GIVEN REQUEST: Using the records provided below, locate and copy each line that contains the word "Журнал".

(Records)
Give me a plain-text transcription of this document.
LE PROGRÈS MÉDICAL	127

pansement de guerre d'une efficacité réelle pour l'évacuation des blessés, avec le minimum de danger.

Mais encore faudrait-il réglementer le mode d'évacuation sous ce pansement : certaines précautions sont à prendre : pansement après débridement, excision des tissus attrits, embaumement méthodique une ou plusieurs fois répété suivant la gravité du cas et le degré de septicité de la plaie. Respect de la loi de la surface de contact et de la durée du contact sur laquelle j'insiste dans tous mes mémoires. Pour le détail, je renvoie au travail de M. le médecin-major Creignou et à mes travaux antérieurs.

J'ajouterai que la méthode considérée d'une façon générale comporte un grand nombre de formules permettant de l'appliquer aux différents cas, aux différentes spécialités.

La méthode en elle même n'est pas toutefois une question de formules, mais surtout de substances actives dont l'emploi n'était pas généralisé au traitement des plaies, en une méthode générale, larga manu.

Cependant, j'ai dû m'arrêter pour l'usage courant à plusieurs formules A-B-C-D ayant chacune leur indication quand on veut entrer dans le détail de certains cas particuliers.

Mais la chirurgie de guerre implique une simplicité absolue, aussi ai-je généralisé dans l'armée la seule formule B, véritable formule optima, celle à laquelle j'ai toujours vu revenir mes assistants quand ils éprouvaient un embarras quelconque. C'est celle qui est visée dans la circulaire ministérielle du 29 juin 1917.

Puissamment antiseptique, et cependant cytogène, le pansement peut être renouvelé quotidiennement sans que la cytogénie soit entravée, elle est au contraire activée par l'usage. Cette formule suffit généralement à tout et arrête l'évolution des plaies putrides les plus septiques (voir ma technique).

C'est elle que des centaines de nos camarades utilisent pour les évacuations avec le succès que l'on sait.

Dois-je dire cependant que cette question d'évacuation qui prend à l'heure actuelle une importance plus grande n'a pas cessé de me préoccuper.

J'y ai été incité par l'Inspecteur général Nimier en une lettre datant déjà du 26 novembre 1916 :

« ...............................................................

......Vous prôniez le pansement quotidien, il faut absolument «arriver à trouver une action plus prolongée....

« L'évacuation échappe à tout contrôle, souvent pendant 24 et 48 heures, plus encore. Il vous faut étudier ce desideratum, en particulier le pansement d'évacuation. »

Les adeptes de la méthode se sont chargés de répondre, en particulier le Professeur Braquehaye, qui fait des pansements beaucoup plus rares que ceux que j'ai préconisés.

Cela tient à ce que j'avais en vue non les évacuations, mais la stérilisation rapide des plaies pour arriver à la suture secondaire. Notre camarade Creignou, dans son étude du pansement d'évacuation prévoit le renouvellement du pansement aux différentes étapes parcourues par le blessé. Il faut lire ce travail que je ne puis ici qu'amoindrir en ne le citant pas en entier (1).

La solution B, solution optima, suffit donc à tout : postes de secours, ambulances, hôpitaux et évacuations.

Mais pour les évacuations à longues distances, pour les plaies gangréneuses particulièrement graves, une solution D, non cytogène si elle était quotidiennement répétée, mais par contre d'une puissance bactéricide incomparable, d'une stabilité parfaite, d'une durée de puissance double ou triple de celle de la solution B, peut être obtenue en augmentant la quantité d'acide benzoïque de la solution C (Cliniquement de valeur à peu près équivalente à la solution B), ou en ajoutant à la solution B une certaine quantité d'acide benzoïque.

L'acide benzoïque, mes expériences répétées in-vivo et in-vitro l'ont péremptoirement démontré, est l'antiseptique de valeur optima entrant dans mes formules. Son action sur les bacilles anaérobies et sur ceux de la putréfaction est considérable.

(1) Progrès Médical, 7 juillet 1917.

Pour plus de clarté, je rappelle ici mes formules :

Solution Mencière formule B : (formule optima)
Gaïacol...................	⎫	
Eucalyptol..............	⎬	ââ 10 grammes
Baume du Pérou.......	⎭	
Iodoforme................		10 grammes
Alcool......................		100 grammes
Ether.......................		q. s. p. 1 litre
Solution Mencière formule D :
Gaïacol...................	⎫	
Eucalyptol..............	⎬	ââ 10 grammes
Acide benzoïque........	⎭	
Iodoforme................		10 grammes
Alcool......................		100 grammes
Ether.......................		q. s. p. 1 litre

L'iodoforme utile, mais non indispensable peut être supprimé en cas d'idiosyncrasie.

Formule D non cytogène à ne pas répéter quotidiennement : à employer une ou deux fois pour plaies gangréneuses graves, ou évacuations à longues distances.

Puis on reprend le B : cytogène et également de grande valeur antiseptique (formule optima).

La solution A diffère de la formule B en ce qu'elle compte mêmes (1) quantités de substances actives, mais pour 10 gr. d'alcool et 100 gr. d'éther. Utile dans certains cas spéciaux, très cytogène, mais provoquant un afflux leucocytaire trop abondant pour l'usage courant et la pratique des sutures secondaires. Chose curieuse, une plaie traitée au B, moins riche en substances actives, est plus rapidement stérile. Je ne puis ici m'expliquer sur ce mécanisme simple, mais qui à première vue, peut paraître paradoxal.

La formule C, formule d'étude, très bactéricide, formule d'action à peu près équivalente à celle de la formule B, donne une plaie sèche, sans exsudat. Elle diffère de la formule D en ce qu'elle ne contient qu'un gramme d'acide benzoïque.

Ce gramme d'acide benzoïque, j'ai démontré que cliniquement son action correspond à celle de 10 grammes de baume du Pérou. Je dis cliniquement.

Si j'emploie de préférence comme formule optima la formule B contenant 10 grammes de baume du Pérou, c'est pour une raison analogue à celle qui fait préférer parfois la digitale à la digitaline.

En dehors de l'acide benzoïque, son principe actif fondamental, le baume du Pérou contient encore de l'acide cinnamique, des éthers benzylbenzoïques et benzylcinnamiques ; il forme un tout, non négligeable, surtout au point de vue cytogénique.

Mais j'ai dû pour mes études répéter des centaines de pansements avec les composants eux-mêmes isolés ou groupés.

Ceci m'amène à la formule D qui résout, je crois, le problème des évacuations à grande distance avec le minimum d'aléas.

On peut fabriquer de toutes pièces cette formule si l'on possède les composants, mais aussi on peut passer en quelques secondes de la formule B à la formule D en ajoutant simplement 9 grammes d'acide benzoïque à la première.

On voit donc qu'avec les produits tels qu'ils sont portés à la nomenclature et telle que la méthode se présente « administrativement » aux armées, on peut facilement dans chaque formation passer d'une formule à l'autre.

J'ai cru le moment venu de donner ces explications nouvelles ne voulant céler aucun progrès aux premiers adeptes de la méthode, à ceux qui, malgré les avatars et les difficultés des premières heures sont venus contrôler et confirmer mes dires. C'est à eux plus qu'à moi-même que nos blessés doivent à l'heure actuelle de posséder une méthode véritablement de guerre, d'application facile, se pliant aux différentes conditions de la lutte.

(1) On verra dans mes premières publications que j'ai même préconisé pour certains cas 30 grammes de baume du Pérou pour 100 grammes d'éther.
...
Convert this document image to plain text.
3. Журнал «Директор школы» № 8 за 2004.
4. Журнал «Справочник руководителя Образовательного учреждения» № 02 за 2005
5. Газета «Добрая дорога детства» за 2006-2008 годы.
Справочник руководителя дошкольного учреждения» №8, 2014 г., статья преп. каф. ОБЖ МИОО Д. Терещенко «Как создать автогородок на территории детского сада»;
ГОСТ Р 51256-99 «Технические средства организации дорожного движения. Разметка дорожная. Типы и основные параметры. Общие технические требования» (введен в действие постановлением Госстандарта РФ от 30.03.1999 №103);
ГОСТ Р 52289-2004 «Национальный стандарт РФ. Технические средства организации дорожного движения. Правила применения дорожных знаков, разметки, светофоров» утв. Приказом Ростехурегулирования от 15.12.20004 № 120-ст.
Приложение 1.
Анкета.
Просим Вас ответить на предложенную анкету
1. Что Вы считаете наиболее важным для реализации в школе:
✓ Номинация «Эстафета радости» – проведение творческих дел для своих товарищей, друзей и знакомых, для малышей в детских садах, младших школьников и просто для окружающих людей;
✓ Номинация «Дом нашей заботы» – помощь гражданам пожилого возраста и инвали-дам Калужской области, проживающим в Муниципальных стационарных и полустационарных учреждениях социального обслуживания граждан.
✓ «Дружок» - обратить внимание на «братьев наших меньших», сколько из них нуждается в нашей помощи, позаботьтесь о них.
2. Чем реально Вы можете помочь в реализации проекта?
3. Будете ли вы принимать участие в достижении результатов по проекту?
* * *
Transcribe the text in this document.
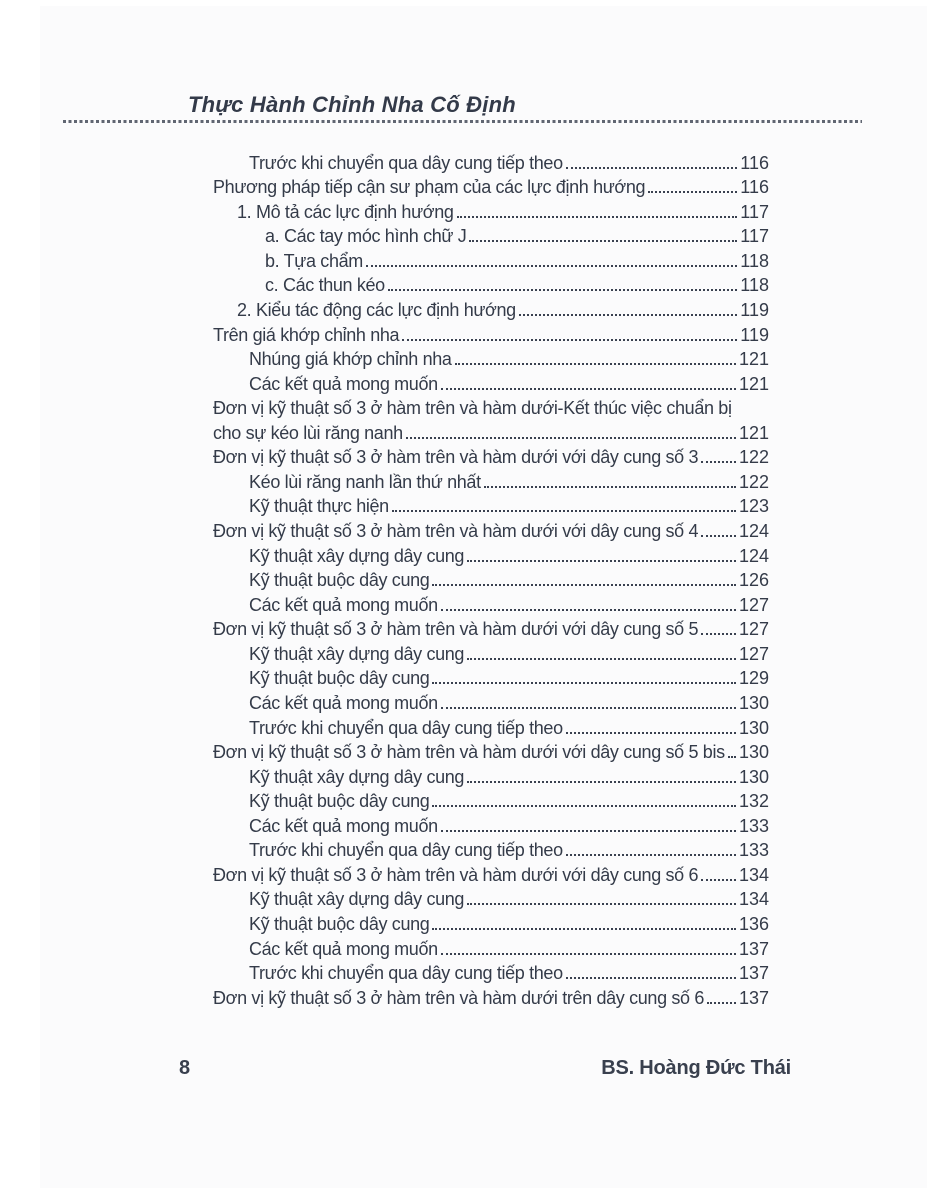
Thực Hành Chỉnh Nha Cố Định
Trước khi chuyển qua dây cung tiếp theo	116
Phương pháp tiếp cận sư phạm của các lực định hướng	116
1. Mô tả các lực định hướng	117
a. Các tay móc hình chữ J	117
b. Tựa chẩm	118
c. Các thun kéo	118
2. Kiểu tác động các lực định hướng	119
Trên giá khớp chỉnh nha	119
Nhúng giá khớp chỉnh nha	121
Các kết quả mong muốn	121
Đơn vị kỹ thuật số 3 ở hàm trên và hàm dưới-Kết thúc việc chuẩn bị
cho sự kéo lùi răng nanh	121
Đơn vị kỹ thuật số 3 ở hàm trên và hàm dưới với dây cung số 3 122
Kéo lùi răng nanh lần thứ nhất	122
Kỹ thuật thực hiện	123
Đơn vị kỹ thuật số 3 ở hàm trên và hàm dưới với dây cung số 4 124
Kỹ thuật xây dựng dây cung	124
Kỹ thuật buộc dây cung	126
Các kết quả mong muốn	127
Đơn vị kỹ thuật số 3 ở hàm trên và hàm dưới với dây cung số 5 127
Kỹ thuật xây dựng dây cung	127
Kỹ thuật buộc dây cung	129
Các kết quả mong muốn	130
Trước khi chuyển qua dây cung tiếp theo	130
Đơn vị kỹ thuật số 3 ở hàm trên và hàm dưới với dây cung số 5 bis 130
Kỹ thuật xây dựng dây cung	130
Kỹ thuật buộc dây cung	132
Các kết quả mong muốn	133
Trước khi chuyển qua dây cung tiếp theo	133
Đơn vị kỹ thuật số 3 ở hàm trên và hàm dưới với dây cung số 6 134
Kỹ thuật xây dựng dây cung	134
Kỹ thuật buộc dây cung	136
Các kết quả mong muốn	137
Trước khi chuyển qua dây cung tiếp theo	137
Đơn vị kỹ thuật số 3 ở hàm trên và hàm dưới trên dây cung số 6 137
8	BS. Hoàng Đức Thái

WRITTEN SOLUTION:
3. Журнал «Директор школы» № 8 за 2004.
4. Журнал «Справочник руководителя Образовательного учреждения» № 02 за 2005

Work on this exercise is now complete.